--- start of Supplied material ---

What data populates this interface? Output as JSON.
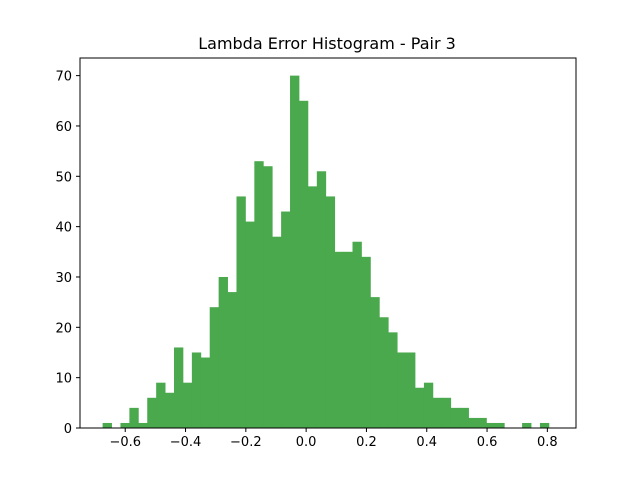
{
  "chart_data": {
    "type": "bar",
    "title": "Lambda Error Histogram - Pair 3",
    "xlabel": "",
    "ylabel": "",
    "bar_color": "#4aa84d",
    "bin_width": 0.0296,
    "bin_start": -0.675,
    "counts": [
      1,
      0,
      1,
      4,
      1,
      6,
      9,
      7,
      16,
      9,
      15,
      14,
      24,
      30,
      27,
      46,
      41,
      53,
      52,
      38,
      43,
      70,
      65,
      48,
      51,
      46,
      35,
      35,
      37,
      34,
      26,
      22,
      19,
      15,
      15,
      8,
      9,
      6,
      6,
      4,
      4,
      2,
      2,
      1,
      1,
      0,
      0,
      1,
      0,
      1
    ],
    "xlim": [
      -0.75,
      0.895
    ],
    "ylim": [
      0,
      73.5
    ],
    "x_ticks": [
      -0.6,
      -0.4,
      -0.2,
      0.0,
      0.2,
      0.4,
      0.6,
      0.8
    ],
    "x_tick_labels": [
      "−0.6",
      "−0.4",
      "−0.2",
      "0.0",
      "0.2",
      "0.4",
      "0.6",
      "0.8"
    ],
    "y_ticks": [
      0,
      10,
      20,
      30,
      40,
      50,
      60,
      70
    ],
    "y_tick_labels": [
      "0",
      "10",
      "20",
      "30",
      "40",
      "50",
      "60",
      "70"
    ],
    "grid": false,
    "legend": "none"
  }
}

--- end of Supplied material ---

Exercise description
Your job is to transcribe the entries above exactly; skip the pictures.

The solution
What data populates this interface? Output as JSON.
{
  "chart_data": {
    "type": "bar",
    "title": "Lambda Error Histogram - Pair 3",
    "xlabel": "",
    "ylabel": "",
    "bar_color": "#4aa84d",
    "bin_width": 0.0296,
    "bin_start": -0.675,
    "counts": [
      1,
      0,
      1,
      4,
      1,
      6,
      9,
      7,
      16,
      9,
      15,
      14,
      24,
      30,
      27,
      46,
      41,
      53,
      52,
      38,
      43,
      70,
      65,
      48,
      51,
      46,
      35,
      35,
      37,
      34,
      26,
      22,
      19,
      15,
      15,
      8,
      9,
      6,
      6,
      4,
      4,
      2,
      2,
      1,
      1,
      0,
      0,
      1,
      0,
      1
    ],
    "xlim": [
      -0.75,
      0.895
    ],
    "ylim": [
      0,
      73.5
    ],
    "x_ticks": [
      -0.6,
      -0.4,
      -0.2,
      0.0,
      0.2,
      0.4,
      0.6,
      0.8
    ],
    "x_tick_labels": [
      "−0.6",
      "−0.4",
      "−0.2",
      "0.0",
      "0.2",
      "0.4",
      "0.6",
      "0.8"
    ],
    "y_ticks": [
      0,
      10,
      20,
      30,
      40,
      50,
      60,
      70
    ],
    "y_tick_labels": [
      "0",
      "10",
      "20",
      "30",
      "40",
      "50",
      "60",
      "70"
    ],
    "grid": false,
    "legend": "none"
  }
}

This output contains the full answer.